Each entry that follows must be output without any deviation.

- **The records**:
--- begin ---

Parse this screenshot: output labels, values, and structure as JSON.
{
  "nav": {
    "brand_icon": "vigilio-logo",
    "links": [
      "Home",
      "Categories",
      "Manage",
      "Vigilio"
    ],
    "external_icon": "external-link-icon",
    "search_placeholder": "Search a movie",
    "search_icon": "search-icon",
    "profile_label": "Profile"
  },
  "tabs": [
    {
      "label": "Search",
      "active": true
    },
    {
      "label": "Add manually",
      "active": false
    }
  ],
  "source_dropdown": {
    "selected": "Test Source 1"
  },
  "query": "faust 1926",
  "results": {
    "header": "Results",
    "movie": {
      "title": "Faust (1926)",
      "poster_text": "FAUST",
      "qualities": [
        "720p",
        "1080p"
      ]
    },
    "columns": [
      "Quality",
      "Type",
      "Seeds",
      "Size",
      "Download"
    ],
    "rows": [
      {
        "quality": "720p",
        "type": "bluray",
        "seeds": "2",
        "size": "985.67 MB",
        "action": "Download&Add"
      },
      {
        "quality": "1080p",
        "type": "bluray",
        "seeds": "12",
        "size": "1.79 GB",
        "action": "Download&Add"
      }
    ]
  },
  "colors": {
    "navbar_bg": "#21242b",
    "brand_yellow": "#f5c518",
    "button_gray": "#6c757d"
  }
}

--- end ---

- **Reply**:
Parse this screenshot: output labels, values, and structure as JSON.
{
  "nav": {
    "brand_icon": "vigilio-logo",
    "links": [
      "Home",
      "Categories",
      "Manage",
      "Vigilio"
    ],
    "external_icon": "external-link-icon",
    "search_placeholder": "Search a movie",
    "search_icon": "search-icon",
    "profile_label": "Profile"
  },
  "tabs": [
    {
      "label": "Search",
      "active": true
    },
    {
      "label": "Add manually",
      "active": false
    }
  ],
  "source_dropdown": {
    "selected": "Test Source 1"
  },
  "query": "faust 1926",
  "results": {
    "header": "Results",
    "movie": {
      "title": "Faust (1926)",
      "poster_text": "FAUST",
      "qualities": [
        "720p",
        "1080p"
      ]
    },
    "columns": [
      "Quality",
      "Type",
      "Seeds",
      "Size",
      "Download"
    ],
    "rows": [
      {
        "quality": "720p",
        "type": "bluray",
        "seeds": "2",
        "size": "985.67 MB",
        "action": "Download&Add"
      },
      {
        "quality": "1080p",
        "type": "bluray",
        "seeds": "12",
        "size": "1.79 GB",
        "action": "Download&Add"
      }
    ]
  },
  "colors": {
    "navbar_bg": "#21242b",
    "brand_yellow": "#f5c518",
    "button_gray": "#6c757d"
  }
}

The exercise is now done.